● **Task requirements**: Lines containing "Treasury" are to be counted. Report the count alone.

● **Listed records**:
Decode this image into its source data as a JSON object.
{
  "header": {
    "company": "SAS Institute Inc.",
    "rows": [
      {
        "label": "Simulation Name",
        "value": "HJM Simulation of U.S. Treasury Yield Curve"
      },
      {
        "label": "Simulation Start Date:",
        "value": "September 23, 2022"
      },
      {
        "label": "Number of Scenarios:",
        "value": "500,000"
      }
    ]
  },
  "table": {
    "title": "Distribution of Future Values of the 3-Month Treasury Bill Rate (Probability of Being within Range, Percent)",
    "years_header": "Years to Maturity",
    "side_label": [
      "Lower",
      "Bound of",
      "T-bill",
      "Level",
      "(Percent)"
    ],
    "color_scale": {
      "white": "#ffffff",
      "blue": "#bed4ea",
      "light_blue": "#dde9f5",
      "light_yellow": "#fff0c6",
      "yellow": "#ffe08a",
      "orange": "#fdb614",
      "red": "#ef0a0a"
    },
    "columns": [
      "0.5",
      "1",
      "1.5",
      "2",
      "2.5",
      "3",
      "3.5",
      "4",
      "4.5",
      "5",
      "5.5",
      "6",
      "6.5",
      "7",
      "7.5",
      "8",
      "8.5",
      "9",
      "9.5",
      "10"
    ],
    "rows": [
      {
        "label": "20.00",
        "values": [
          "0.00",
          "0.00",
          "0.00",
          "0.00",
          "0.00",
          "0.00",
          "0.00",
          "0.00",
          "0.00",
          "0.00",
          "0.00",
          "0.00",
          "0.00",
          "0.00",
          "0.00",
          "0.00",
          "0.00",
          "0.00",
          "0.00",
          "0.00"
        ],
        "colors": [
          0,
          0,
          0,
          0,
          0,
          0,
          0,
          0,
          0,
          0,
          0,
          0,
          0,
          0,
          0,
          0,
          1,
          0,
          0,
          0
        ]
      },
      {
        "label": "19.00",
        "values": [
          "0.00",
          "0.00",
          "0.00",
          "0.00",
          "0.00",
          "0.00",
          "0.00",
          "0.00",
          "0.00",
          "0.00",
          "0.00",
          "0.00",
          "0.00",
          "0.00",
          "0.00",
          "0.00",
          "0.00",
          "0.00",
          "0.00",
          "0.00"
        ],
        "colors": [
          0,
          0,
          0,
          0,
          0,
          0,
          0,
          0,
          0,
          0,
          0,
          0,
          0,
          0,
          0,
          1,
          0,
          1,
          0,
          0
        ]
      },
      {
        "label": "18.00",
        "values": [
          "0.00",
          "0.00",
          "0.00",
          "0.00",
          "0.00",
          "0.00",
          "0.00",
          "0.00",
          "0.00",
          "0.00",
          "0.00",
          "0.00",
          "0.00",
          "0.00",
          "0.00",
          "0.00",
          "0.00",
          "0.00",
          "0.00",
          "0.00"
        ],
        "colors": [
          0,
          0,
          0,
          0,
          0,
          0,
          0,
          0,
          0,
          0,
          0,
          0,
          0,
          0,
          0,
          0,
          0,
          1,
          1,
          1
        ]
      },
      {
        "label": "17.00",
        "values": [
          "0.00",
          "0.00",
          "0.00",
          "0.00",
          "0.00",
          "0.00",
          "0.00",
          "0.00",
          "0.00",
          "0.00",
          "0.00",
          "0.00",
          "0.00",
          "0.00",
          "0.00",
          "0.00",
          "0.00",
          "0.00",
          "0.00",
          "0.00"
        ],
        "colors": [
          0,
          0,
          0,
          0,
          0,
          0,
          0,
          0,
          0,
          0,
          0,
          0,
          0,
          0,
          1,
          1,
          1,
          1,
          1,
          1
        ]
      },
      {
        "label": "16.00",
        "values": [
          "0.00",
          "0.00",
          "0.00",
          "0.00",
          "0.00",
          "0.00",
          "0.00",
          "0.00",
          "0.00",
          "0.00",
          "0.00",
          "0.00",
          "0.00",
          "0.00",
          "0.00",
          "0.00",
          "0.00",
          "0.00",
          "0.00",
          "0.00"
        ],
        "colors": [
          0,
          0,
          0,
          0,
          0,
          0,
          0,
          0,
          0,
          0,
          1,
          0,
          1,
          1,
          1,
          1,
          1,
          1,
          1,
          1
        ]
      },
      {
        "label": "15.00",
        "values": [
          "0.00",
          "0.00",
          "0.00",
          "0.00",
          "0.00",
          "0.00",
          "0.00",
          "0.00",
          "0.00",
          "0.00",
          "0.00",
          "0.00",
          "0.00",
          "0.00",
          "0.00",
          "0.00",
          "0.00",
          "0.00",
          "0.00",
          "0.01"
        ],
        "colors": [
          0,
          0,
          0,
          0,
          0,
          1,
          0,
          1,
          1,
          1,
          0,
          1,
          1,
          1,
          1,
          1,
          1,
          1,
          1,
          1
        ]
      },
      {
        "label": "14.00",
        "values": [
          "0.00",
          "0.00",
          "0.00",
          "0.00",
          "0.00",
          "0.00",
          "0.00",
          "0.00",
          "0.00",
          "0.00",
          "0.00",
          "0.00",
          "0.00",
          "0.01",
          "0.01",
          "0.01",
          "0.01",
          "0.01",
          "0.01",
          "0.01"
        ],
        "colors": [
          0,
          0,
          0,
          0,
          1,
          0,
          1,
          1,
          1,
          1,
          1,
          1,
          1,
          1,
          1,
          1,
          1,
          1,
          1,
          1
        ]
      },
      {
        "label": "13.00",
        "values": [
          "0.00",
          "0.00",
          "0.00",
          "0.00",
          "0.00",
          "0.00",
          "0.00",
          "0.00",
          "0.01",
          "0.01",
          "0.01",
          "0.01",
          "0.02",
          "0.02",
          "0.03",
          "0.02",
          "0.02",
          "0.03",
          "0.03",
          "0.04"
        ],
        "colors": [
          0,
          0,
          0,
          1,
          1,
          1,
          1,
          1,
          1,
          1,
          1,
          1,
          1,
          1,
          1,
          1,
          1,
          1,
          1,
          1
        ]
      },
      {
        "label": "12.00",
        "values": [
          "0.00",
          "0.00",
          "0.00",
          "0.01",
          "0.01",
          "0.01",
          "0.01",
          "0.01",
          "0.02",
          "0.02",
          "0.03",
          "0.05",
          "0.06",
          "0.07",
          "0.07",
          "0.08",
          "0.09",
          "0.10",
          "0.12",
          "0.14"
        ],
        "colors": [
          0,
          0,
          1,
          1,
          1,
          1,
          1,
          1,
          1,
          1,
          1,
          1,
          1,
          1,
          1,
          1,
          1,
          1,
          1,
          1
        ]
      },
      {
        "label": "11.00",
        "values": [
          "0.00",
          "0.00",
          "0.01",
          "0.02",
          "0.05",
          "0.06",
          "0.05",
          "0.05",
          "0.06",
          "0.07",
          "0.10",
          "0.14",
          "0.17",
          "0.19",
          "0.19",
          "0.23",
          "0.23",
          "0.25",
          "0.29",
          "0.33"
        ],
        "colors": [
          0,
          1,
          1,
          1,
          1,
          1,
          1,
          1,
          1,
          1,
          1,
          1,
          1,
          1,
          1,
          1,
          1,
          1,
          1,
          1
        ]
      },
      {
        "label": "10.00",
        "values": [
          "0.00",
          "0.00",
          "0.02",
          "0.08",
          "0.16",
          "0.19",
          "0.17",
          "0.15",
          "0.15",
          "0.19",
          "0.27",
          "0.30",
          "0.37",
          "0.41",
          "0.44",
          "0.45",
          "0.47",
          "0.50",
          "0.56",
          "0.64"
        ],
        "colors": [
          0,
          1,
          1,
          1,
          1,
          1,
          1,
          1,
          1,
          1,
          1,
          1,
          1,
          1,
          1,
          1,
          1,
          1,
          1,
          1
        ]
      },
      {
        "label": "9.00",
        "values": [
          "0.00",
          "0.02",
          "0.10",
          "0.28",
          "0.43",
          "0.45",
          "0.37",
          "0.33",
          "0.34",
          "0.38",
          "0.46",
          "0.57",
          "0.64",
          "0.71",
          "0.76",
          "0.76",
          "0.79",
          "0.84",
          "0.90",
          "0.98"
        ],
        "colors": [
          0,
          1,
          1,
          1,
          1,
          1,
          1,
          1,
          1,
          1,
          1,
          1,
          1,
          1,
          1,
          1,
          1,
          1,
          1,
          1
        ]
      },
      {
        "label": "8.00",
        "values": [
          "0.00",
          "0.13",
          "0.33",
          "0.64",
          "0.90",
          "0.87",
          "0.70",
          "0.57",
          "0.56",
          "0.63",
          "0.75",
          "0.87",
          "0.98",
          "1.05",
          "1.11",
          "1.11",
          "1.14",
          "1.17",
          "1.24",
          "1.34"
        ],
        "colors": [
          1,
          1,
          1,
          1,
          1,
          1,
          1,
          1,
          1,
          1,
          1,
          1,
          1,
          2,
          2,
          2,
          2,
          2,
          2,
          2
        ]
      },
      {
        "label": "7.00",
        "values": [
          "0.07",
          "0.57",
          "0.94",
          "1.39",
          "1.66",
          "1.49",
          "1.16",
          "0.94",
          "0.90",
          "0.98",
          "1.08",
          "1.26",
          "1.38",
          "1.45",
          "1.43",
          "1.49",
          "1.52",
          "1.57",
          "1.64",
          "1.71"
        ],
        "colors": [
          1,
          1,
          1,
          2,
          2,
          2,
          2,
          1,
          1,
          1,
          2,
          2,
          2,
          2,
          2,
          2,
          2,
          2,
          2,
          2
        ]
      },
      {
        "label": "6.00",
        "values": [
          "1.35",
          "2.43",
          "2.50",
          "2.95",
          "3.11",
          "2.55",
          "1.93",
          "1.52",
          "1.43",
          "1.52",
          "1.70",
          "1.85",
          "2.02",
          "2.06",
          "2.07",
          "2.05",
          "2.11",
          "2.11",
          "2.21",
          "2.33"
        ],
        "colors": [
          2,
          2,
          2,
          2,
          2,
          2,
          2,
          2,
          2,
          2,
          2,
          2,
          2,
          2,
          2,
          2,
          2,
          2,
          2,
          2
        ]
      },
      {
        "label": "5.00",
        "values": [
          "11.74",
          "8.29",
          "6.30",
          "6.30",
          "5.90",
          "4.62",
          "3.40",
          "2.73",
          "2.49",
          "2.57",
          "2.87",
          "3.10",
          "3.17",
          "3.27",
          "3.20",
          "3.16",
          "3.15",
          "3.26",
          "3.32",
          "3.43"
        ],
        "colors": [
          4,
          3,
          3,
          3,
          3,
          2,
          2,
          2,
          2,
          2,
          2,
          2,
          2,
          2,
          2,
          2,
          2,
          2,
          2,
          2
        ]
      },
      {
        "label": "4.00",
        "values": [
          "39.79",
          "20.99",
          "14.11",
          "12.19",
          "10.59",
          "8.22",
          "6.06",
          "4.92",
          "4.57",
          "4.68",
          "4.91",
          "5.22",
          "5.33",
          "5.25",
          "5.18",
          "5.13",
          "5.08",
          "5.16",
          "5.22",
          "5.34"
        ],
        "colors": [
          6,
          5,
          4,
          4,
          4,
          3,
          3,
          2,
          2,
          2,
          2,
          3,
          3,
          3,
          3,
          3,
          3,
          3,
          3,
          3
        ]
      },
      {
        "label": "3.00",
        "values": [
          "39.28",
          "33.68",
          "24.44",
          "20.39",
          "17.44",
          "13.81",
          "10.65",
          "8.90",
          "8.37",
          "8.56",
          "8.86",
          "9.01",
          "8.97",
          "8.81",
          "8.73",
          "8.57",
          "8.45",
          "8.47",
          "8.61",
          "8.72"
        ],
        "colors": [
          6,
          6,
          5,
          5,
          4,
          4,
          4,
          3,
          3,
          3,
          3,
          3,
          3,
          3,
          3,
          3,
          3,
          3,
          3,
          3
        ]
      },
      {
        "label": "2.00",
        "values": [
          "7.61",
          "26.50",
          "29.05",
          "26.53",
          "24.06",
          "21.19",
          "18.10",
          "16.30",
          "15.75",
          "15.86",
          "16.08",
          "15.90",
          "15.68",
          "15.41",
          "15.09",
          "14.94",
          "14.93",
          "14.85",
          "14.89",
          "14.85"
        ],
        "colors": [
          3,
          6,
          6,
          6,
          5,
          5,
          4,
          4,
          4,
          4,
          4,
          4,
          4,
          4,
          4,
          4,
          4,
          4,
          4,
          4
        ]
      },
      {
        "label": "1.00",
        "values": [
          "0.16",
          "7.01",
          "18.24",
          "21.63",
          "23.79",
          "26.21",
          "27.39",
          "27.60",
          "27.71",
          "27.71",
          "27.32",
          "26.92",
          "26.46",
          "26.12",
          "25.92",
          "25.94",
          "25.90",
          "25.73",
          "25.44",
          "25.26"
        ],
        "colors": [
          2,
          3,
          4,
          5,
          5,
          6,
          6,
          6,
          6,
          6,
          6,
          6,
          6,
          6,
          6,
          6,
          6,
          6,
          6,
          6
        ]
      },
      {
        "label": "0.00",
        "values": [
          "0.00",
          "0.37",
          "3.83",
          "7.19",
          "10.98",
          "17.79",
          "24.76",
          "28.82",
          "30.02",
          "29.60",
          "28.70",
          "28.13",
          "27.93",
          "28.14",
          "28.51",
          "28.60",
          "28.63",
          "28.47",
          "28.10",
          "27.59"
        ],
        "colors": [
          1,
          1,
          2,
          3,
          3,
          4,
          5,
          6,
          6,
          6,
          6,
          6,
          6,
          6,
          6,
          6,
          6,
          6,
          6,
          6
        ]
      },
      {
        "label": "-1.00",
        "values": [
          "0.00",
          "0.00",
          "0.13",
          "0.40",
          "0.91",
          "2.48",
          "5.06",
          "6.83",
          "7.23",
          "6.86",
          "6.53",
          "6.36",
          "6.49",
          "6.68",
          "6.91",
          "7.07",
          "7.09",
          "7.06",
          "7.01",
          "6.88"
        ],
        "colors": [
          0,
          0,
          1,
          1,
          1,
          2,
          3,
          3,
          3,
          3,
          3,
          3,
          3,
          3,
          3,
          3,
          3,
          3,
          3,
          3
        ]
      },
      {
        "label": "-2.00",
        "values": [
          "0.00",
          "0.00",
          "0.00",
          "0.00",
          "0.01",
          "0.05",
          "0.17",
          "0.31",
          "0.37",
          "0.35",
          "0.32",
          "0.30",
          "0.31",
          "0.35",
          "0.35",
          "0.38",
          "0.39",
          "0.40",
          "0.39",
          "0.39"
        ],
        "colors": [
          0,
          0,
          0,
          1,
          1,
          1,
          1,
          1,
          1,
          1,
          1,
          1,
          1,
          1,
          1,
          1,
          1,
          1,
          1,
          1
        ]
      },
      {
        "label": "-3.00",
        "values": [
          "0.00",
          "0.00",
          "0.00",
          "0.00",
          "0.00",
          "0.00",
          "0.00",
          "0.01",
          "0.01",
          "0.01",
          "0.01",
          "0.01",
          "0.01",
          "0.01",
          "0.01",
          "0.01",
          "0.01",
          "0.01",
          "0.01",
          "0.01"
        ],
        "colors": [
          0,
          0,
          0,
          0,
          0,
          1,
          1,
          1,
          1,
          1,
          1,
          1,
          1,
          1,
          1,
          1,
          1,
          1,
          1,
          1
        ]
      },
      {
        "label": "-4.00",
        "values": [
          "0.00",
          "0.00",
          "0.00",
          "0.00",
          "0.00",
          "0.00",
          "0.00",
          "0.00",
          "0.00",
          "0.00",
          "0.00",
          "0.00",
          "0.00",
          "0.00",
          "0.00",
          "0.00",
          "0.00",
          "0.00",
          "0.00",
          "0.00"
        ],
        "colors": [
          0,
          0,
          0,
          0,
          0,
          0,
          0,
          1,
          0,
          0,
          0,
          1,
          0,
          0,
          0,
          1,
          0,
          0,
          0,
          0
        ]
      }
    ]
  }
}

● **Full solution**: 2